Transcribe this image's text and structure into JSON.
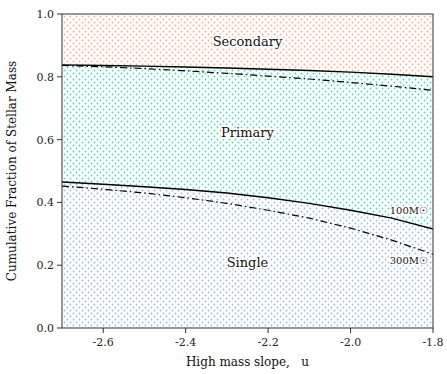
{
  "chart_data": {
    "type": "area",
    "xlabel": "High mass slope,   u",
    "ylabel": "Cumulative Fraction of Stellar Mass",
    "xlim": [
      -2.7,
      -1.8
    ],
    "ylim": [
      0.0,
      1.0
    ],
    "xticks": [
      -2.6,
      -2.4,
      -2.2,
      {
        "value": -2.0,
        "label": "-2.0"
      },
      -1.8
    ],
    "yticks": [
      {
        "value": 0.0,
        "label": "0.0"
      },
      0.2,
      0.4,
      0.6,
      0.8,
      {
        "value": 1.0,
        "label": "1.0"
      }
    ],
    "x": [
      -2.7,
      -2.6,
      -2.5,
      -2.4,
      -2.3,
      -2.2,
      -2.1,
      -2.0,
      -1.9,
      -1.8
    ],
    "series": [
      {
        "name": "100M☉",
        "color": "#000000",
        "line_style": "solid",
        "lower": [
          0.465,
          0.458,
          0.45,
          0.441,
          0.43,
          0.415,
          0.397,
          0.375,
          0.35,
          0.315
        ],
        "upper": [
          0.838,
          0.836,
          0.834,
          0.831,
          0.828,
          0.824,
          0.82,
          0.815,
          0.808,
          0.8
        ]
      },
      {
        "name": "300M☉",
        "color": "#000000",
        "line_style": "dashdot",
        "lower": [
          0.452,
          0.442,
          0.43,
          0.415,
          0.397,
          0.375,
          0.35,
          0.318,
          0.28,
          0.235
        ],
        "upper": [
          0.836,
          0.832,
          0.826,
          0.819,
          0.811,
          0.802,
          0.793,
          0.782,
          0.77,
          0.757
        ]
      }
    ],
    "areas": [
      {
        "name": "Single",
        "color": "#99bbdd"
      },
      {
        "name": "Primary",
        "color": "#44ddbb"
      },
      {
        "name": "Secondary",
        "color": "#ffaa88"
      }
    ]
  }
}
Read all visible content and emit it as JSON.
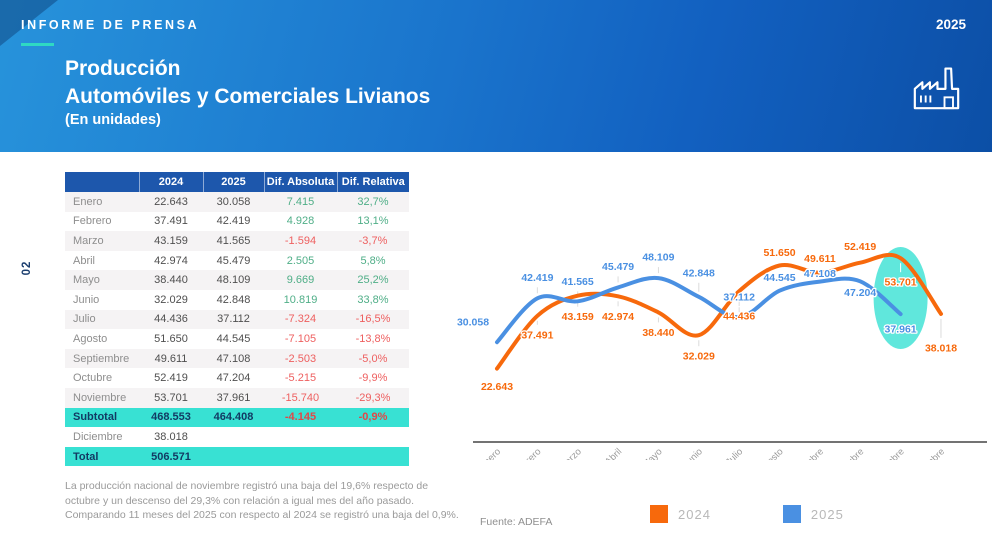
{
  "header": {
    "kicker": "INFORME DE PRENSA",
    "title_line1": "Producción",
    "title_line2": "Automóviles y Comerciales Livianos",
    "title_line3": "(En unidades)",
    "year": "2025",
    "icon": "factory-icon"
  },
  "page_number": "02",
  "colors": {
    "orange": "#F7690C",
    "blue": "#4A90E2",
    "teal": "#38E1D3",
    "header_blue": "#1D57AC",
    "navy": "#123A63",
    "green": "#4FAE87",
    "red": "#EE5F5F",
    "axis": "#454545",
    "underline_teal": "#2FD9C3"
  },
  "table": {
    "columns": [
      "",
      "2024",
      "2025",
      "Dif. Absoluta",
      "Dif. Relativa"
    ],
    "rows": [
      {
        "type": "month",
        "cells": [
          "Enero",
          "22.643",
          "30.058",
          "7.415",
          "32,7%"
        ]
      },
      {
        "type": "month",
        "cells": [
          "Febrero",
          "37.491",
          "42.419",
          "4.928",
          "13,1%"
        ]
      },
      {
        "type": "month",
        "cells": [
          "Marzo",
          "43.159",
          "41.565",
          "-1.594",
          "-3,7%"
        ]
      },
      {
        "type": "month",
        "cells": [
          "Abril",
          "42.974",
          "45.479",
          "2.505",
          "5,8%"
        ]
      },
      {
        "type": "month",
        "cells": [
          "Mayo",
          "38.440",
          "48.109",
          "9.669",
          "25,2%"
        ]
      },
      {
        "type": "month",
        "cells": [
          "Junio",
          "32.029",
          "42.848",
          "10.819",
          "33,8%"
        ]
      },
      {
        "type": "month",
        "cells": [
          "Julio",
          "44.436",
          "37.112",
          "-7.324",
          "-16,5%"
        ]
      },
      {
        "type": "month",
        "cells": [
          "Agosto",
          "51.650",
          "44.545",
          "-7.105",
          "-13,8%"
        ]
      },
      {
        "type": "month",
        "cells": [
          "Septiembre",
          "49.611",
          "47.108",
          "-2.503",
          "-5,0%"
        ]
      },
      {
        "type": "month",
        "cells": [
          "Octubre",
          "52.419",
          "47.204",
          "-5.215",
          "-9,9%"
        ]
      },
      {
        "type": "month",
        "cells": [
          "Noviembre",
          "53.701",
          "37.961",
          "-15.740",
          "-29,3%"
        ]
      },
      {
        "type": "subtotal",
        "cells": [
          "Subtotal",
          "468.553",
          "464.408",
          "-4.145",
          "-0,9%"
        ]
      },
      {
        "type": "month",
        "cells": [
          "Diciembre",
          "38.018",
          "",
          "",
          ""
        ]
      },
      {
        "type": "total",
        "cells": [
          "Total",
          "506.571",
          "",
          "",
          ""
        ]
      }
    ]
  },
  "footnote": {
    "line1": "La producción nacional de noviembre registró una baja del 19,6% respecto de octubre y un descenso del 29,3% con relación a igual mes del año pasado.",
    "line2": "Comparando 11 meses del 2025 con respecto al 2024 se registró una baja del 0,9%."
  },
  "source": "Fuente: ADEFA",
  "chart_data": {
    "type": "line",
    "title": "",
    "categories": [
      "Enero",
      "Febrero",
      "Marzo",
      "Abril",
      "Mayo",
      "Junio",
      "Julio",
      "Agosto",
      "Septiembre",
      "Octubre",
      "Noviembre",
      "Diciembre"
    ],
    "series": [
      {
        "name": "2024",
        "color": "#F7690C",
        "values": [
          22643,
          37491,
          43159,
          42974,
          38440,
          32029,
          44436,
          51650,
          49611,
          52419,
          53701,
          38018
        ],
        "labels": [
          "22.643",
          "37.491",
          "43.159",
          "42.974",
          "38.440",
          "32.029",
          "44.436",
          "51.650",
          "49.611",
          "52.419",
          "53.701",
          "38.018"
        ]
      },
      {
        "name": "2025",
        "color": "#4A90E2",
        "values": [
          30058,
          42419,
          41565,
          45479,
          48109,
          42848,
          37112,
          44545,
          47108,
          47204,
          37961
        ],
        "labels": [
          "30.058",
          "42.419",
          "41.565",
          "45.479",
          "48.109",
          "42.848",
          "37.112",
          "44.545",
          "47.108",
          "47.204",
          "37.961"
        ]
      }
    ],
    "ylim": [
      20000,
      56000
    ],
    "grid": false,
    "legend_position": "bottom",
    "highlight": {
      "category": "Noviembre",
      "shape": "ellipse",
      "color": "#38E1D3"
    },
    "layout": {
      "label_dy": {
        "2024": [
          18,
          19,
          21,
          20,
          20,
          21,
          25,
          -13,
          -14,
          -16,
          24,
          34
        ],
        "2025": [
          -20,
          -21,
          -20,
          -21,
          -21,
          -24,
          -20,
          -13,
          -8,
          11,
          15
        ]
      },
      "label_dx": {
        "2024": [
          0,
          0,
          0,
          0,
          0,
          0,
          0,
          0,
          0,
          0,
          0,
          0
        ],
        "2025": [
          -24,
          0,
          0,
          0,
          0,
          0,
          0,
          0,
          0,
          0,
          0
        ]
      }
    }
  }
}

· · · ·

▶ [INSTRUCTIONS TO FOLLOW] Check each line of the records for the word "name", and show the lines that contain it.

▶ [WRITTEN ANSWER]
        "name": "100M☉",
        "name": "300M☉",
        "name": "Single",
        "name": "Primary",
        "name": "Secondary",
        "name": "2024",
        "name": "2025",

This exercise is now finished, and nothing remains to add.